Record list:
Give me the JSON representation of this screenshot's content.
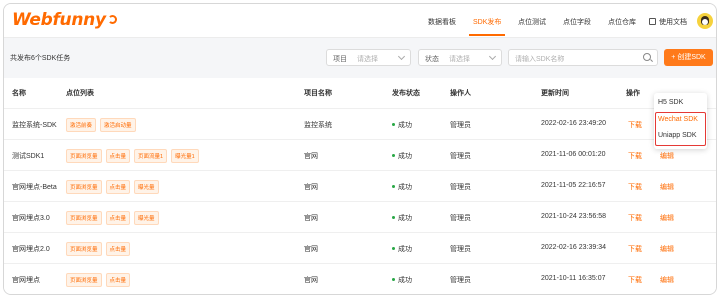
{
  "header": {
    "logo_text": "Webfunny",
    "nav": [
      {
        "label": "数据看板",
        "active": false
      },
      {
        "label": "SDK发布",
        "active": true
      },
      {
        "label": "点位测试",
        "active": false
      },
      {
        "label": "点位字段",
        "active": false
      },
      {
        "label": "点位仓库",
        "active": false
      },
      {
        "label": "使用文档",
        "active": false
      }
    ]
  },
  "toolbar": {
    "total_text": "共发布6个SDK任务",
    "project_label": "项目",
    "project_placeholder": "请选择",
    "status_label": "状态",
    "status_placeholder": "请选择",
    "search_placeholder": "请输入SDK名称",
    "create_label": "+ 创建SDK"
  },
  "table": {
    "headers": {
      "name": "名称",
      "points": "点位列表",
      "project": "项目名称",
      "status": "发布状态",
      "operator": "操作人",
      "updated": "更新时间",
      "actions": "操作"
    },
    "rows": [
      {
        "name": "监控系统-SDK",
        "tags": [
          "激活前奏",
          "激活启动量"
        ],
        "project": "监控系统",
        "status": "成功",
        "operator": "管理员",
        "updated": "2022-02-16 23:49:20",
        "download": "下载",
        "edit": "编辑"
      },
      {
        "name": "测试SDK1",
        "tags": [
          "页面浏览量",
          "点击量",
          "页面流量1",
          "曝光量1"
        ],
        "project": "官网",
        "status": "成功",
        "operator": "管理员",
        "updated": "2021-11-06 00:01:20",
        "download": "下载",
        "edit": "编辑"
      },
      {
        "name": "官网埋点-Beta",
        "tags": [
          "页面浏览量",
          "点击量",
          "曝光量"
        ],
        "project": "官网",
        "status": "成功",
        "operator": "管理员",
        "updated": "2021-11-05 22:16:57",
        "download": "下载",
        "edit": "编辑"
      },
      {
        "name": "官网埋点3.0",
        "tags": [
          "页面浏览量",
          "点击量",
          "曝光量"
        ],
        "project": "官网",
        "status": "成功",
        "operator": "管理员",
        "updated": "2021-10-24 23:56:58",
        "download": "下载",
        "edit": "编辑"
      },
      {
        "name": "官网埋点2.0",
        "tags": [
          "页面浏览量",
          "点击量"
        ],
        "project": "官网",
        "status": "成功",
        "operator": "管理员",
        "updated": "2022-02-16 23:39:34",
        "download": "下载",
        "edit": "编辑"
      },
      {
        "name": "官网埋点",
        "tags": [
          "页面浏览量",
          "点击量"
        ],
        "project": "官网",
        "status": "成功",
        "operator": "管理员",
        "updated": "2021-10-11 16:35:07",
        "download": "下载",
        "edit": "编辑"
      }
    ]
  },
  "download_menu": {
    "items": [
      "H5 SDK",
      "Wechat SDK",
      "Uniapp SDK"
    ],
    "highlighted_color": "#e53935"
  },
  "colors": {
    "accent": "#ff6a00",
    "success": "#28a745"
  }
}
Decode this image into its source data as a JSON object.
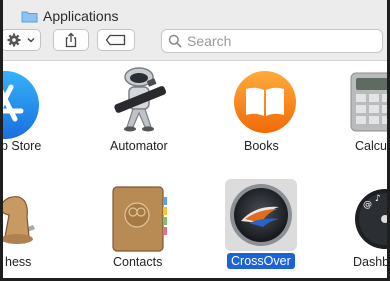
{
  "window": {
    "title": "Applications"
  },
  "toolbar": {
    "search_placeholder": "Search"
  },
  "apps": [
    {
      "label": "p Store"
    },
    {
      "label": "Automator"
    },
    {
      "label": "Books"
    },
    {
      "label": "Calcul"
    },
    {
      "label": "hess"
    },
    {
      "label": "Contacts"
    },
    {
      "label": "CrossOver",
      "selected": true
    },
    {
      "label": "Dashb"
    }
  ],
  "colors": {
    "selection": "#1b63d6",
    "toolbar_bg": "#ececec"
  }
}
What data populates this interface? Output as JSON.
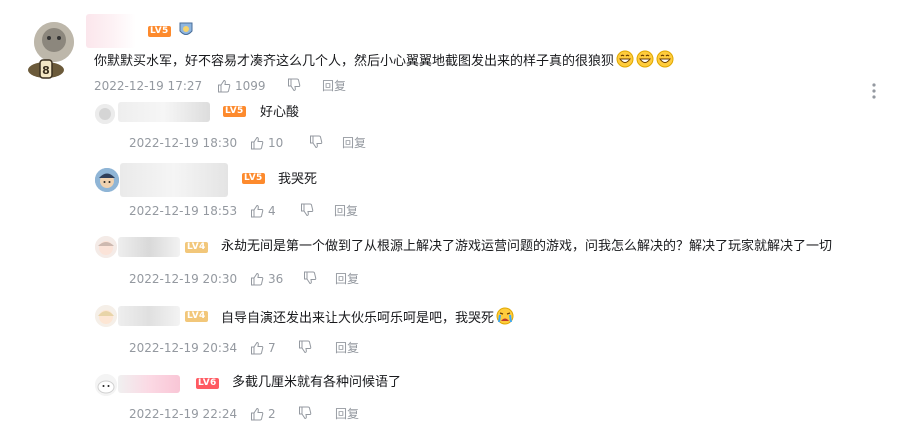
{
  "colors": {
    "text": "#18191c",
    "meta": "#9499a0",
    "lv5": "#fd8a2d",
    "lv4": "#f2c77a",
    "lv6": "#ff5a62"
  },
  "main_comment": {
    "level": "LV5",
    "text": "你默默买水军，好不容易才凑齐这么几个人，然后小心翼翼地截图发出来的样子真的很狼狈",
    "date": "2022-12-19 17:27",
    "likes": "1099",
    "reply_label": "回复",
    "emoji": "grin-emoji"
  },
  "replies": [
    {
      "level": "LV5",
      "text": "好心酸",
      "date": "2022-12-19 18:30",
      "likes": "10",
      "reply_label": "回复"
    },
    {
      "level": "LV5",
      "text": "我哭死",
      "date": "2022-12-19 18:53",
      "likes": "4",
      "reply_label": "回复"
    },
    {
      "level": "LV4",
      "text": "永劫无间是第一个做到了从根源上解决了游戏运营问题的游戏，问我怎么解决的？解决了玩家就解决了一切",
      "date": "2022-12-19 20:30",
      "likes": "36",
      "reply_label": "回复"
    },
    {
      "level": "LV4",
      "text": "自导自演还发出来让大伙乐呵乐呵是吧，我哭死",
      "date": "2022-12-19 20:34",
      "likes": "7",
      "reply_label": "回复"
    },
    {
      "level": "LV6",
      "text": "多截几厘米就有各种问候语了",
      "date": "2022-12-19 22:24",
      "likes": "2",
      "reply_label": "回复"
    }
  ]
}
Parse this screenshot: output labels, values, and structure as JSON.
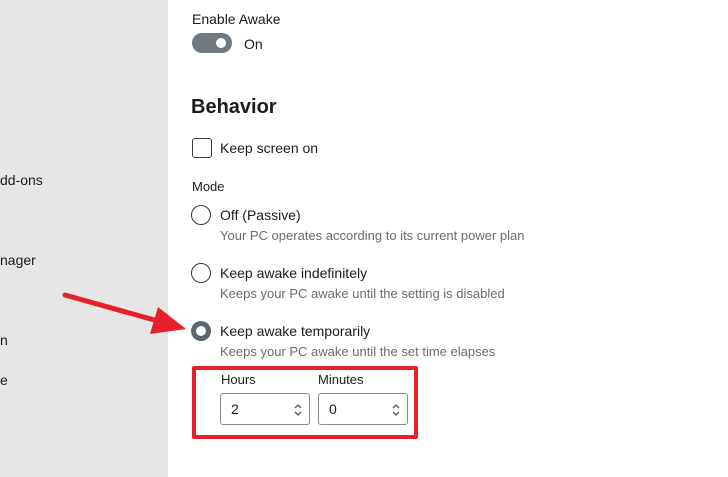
{
  "sidebar": {
    "items": [
      {
        "label": "dd-ons"
      },
      {
        "label": "nager"
      },
      {
        "label": "n"
      },
      {
        "label": "e"
      }
    ]
  },
  "awake": {
    "enable_label": "Enable Awake",
    "toggle_state": "On"
  },
  "behavior": {
    "title": "Behavior",
    "keep_screen_on_label": "Keep screen on",
    "mode_label": "Mode",
    "options": [
      {
        "label": "Off (Passive)",
        "hint": "Your PC operates according to its current power plan",
        "selected": false
      },
      {
        "label": "Keep awake indefinitely",
        "hint": "Keeps your PC awake until the setting is disabled",
        "selected": false
      },
      {
        "label": "Keep awake temporarily",
        "hint": "Keeps your PC awake until the set time elapses",
        "selected": true
      }
    ],
    "hours": {
      "label": "Hours",
      "value": "2"
    },
    "minutes": {
      "label": "Minutes",
      "value": "0"
    }
  },
  "annotation_color": "#e8202a"
}
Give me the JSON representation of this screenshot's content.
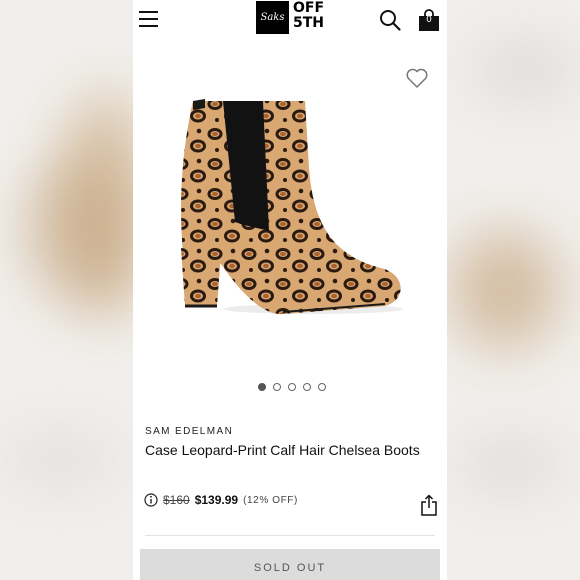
{
  "brand_logo": {
    "script_text": "Saks",
    "line1": "OFF",
    "line2": "5TH"
  },
  "header": {
    "cart_count": "0",
    "icons": [
      "hamburger-menu-icon",
      "search-icon",
      "shopping-bag-icon"
    ]
  },
  "gallery": {
    "image_count": 5,
    "active_index": 0
  },
  "product": {
    "brand": "SAM EDELMAN",
    "title": "Case Leopard-Print Calf Hair Chelsea Boots",
    "original_price": "$160",
    "sale_price": "$139.99",
    "discount": "(12% OFF)"
  },
  "actions": {
    "sold_out_label": "SOLD OUT"
  },
  "colors": {
    "text": "#111111",
    "button_bg": "#dcdcdc",
    "button_text": "#555555",
    "leopard_base": "#d9a772",
    "leopard_spot": "#2a1a10"
  }
}
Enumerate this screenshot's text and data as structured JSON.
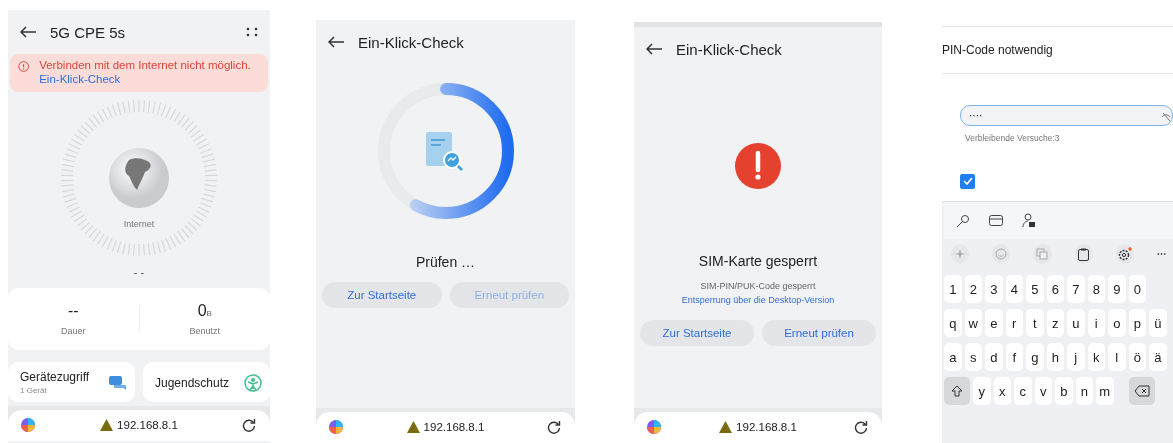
{
  "home": {
    "title": "5G CPE 5s",
    "alert_text": "Verbinden mit dem Internet nicht möglich.",
    "alert_link": "Ein-Klick-Check",
    "globe_label": "Internet",
    "speed": "- -",
    "stats": [
      {
        "value": "--",
        "label": "Dauer"
      },
      {
        "value": "0",
        "unit": "B",
        "label": "Benutzt"
      }
    ],
    "tiles": [
      {
        "kind": "devices",
        "title": "Gerätezugriff",
        "subtitle": "1 Gerät"
      },
      {
        "kind": "parental",
        "title": "Jugendschutz"
      }
    ],
    "address": "192.168.8.1"
  },
  "checking": {
    "title": "Ein-Klick-Check",
    "level": 0.58,
    "status": "Prüfen …",
    "buttons": [
      {
        "label": "Zur Startseite",
        "disabled": false
      },
      {
        "label": "Erneut prüfen",
        "disabled": true
      }
    ],
    "address": "192.168.8.1"
  },
  "result": {
    "title": "Ein-Klick-Check",
    "heading": "SIM-Karte gesperrt",
    "message": "SIM-PIN/PUK-Code gesperrt",
    "link": "Entsperrung über die Desktop-Version",
    "buttons": [
      {
        "label": "Zur Startseite",
        "disabled": false
      },
      {
        "label": "Erneut prüfen",
        "disabled": false
      }
    ],
    "address": "192.168.8.1"
  },
  "pin_dialog": {
    "title": "PIN-Code notwendig",
    "value": "····",
    "hint": "Verbleibende Versuche:3",
    "checked": true
  },
  "keyboard": {
    "rows": [
      [
        "1",
        "2",
        "3",
        "4",
        "5",
        "6",
        "7",
        "8",
        "9",
        "0"
      ],
      [
        "q",
        "w",
        "e",
        "r",
        "t",
        "z",
        "u",
        "i",
        "o",
        "p",
        "ü"
      ],
      [
        "a",
        "s",
        "d",
        "f",
        "g",
        "h",
        "j",
        "k",
        "l",
        "ö",
        "ä"
      ]
    ],
    "bottom_row": [
      "y",
      "x",
      "c",
      "v",
      "b",
      "n",
      "m"
    ]
  }
}
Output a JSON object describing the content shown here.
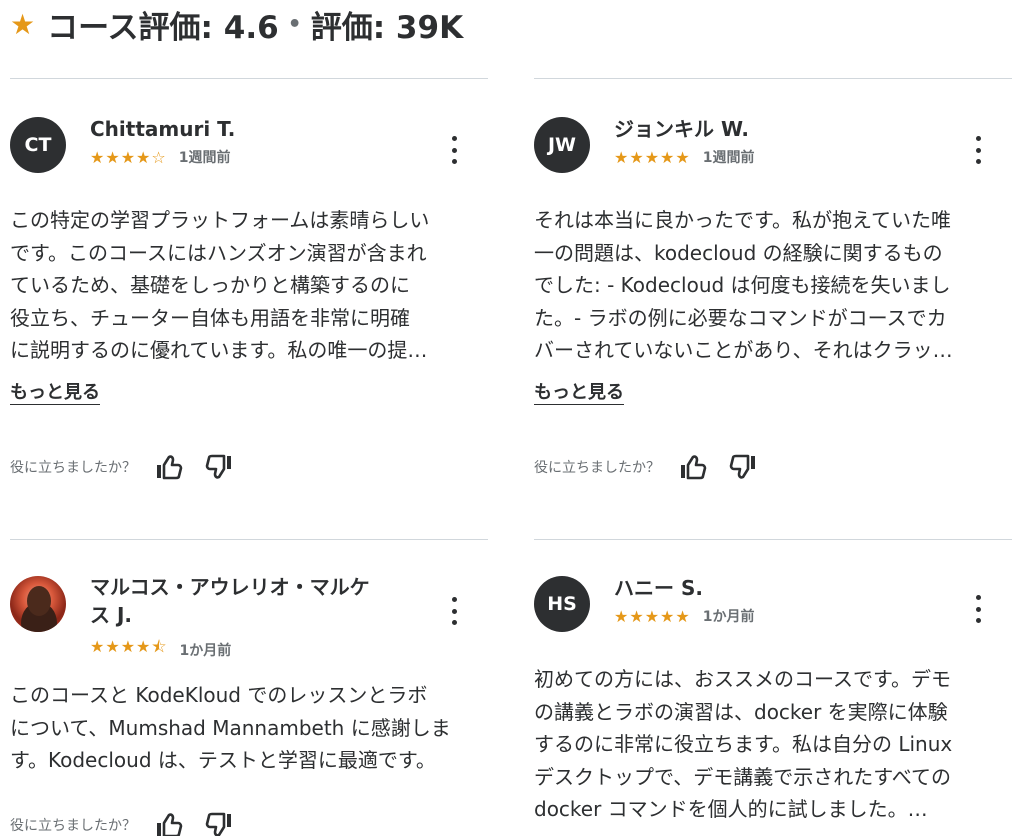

Directions for this task:
Copy each line above that contains the string "hint".

In response:
        "hint": "Your PC operates according to its current power plan",
        "hint": "Keeps your PC awake until the setting is disabled",
        "hint": "Keeps your PC awake until the set time elapses",
    "hint": "Verbleibende Versuche:3",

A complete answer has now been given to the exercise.